• Given exercise: Lines holding the string "förtroende" are the ones to copy; find them all in the data.

:: Dataset excerpts ::

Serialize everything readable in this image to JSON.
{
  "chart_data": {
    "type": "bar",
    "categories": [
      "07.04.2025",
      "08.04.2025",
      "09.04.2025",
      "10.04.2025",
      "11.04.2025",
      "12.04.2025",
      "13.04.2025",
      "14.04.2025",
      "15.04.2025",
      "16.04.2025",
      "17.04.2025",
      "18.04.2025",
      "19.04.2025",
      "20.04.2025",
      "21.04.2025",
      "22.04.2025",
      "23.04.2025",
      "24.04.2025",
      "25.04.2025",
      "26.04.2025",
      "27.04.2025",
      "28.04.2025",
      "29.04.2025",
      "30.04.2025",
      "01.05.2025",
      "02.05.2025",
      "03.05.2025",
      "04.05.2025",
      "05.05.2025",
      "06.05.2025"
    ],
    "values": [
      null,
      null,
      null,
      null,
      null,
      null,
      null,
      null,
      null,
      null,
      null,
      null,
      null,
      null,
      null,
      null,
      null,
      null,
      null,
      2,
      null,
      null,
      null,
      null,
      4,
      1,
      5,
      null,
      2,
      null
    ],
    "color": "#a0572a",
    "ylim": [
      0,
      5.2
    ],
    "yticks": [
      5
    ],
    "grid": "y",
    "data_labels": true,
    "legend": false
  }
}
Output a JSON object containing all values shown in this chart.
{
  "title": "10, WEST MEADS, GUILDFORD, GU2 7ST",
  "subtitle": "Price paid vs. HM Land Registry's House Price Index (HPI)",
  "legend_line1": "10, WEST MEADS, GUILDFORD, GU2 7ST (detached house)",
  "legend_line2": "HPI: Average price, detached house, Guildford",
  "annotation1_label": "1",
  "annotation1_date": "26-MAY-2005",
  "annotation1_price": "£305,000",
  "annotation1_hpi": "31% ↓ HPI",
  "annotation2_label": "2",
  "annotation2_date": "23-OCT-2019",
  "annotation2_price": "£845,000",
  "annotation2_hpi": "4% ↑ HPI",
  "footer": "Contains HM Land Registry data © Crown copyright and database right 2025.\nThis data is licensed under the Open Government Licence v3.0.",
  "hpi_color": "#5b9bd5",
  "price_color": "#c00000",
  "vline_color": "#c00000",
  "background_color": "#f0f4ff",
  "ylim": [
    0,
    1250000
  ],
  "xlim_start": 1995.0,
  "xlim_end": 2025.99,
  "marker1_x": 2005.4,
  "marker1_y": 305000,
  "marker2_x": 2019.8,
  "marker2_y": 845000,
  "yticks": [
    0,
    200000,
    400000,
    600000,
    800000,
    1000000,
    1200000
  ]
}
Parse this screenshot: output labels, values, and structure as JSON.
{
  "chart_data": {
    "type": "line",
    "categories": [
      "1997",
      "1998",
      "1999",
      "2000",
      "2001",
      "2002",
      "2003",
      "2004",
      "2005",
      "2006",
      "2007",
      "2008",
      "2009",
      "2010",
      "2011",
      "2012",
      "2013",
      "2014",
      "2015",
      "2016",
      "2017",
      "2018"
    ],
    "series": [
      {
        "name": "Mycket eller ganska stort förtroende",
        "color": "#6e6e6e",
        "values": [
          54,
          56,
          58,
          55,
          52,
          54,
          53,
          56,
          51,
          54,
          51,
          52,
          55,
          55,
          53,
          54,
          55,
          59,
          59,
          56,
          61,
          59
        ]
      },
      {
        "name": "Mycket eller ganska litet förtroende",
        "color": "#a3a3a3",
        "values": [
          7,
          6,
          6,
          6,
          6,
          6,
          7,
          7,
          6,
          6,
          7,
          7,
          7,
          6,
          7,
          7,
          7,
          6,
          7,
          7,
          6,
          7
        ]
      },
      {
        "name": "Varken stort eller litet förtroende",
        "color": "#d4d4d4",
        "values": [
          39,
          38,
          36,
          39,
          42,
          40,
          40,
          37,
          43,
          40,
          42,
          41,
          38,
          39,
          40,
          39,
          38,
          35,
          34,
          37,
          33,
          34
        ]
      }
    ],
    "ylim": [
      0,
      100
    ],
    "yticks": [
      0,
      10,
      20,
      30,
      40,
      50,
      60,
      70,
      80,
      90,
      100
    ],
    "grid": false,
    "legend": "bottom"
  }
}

:::

• Task result:
        "name": "Mycket eller ganska stort förtroende",
        "name": "Mycket eller ganska litet förtroende",
        "name": "Varken stort eller litet förtroende",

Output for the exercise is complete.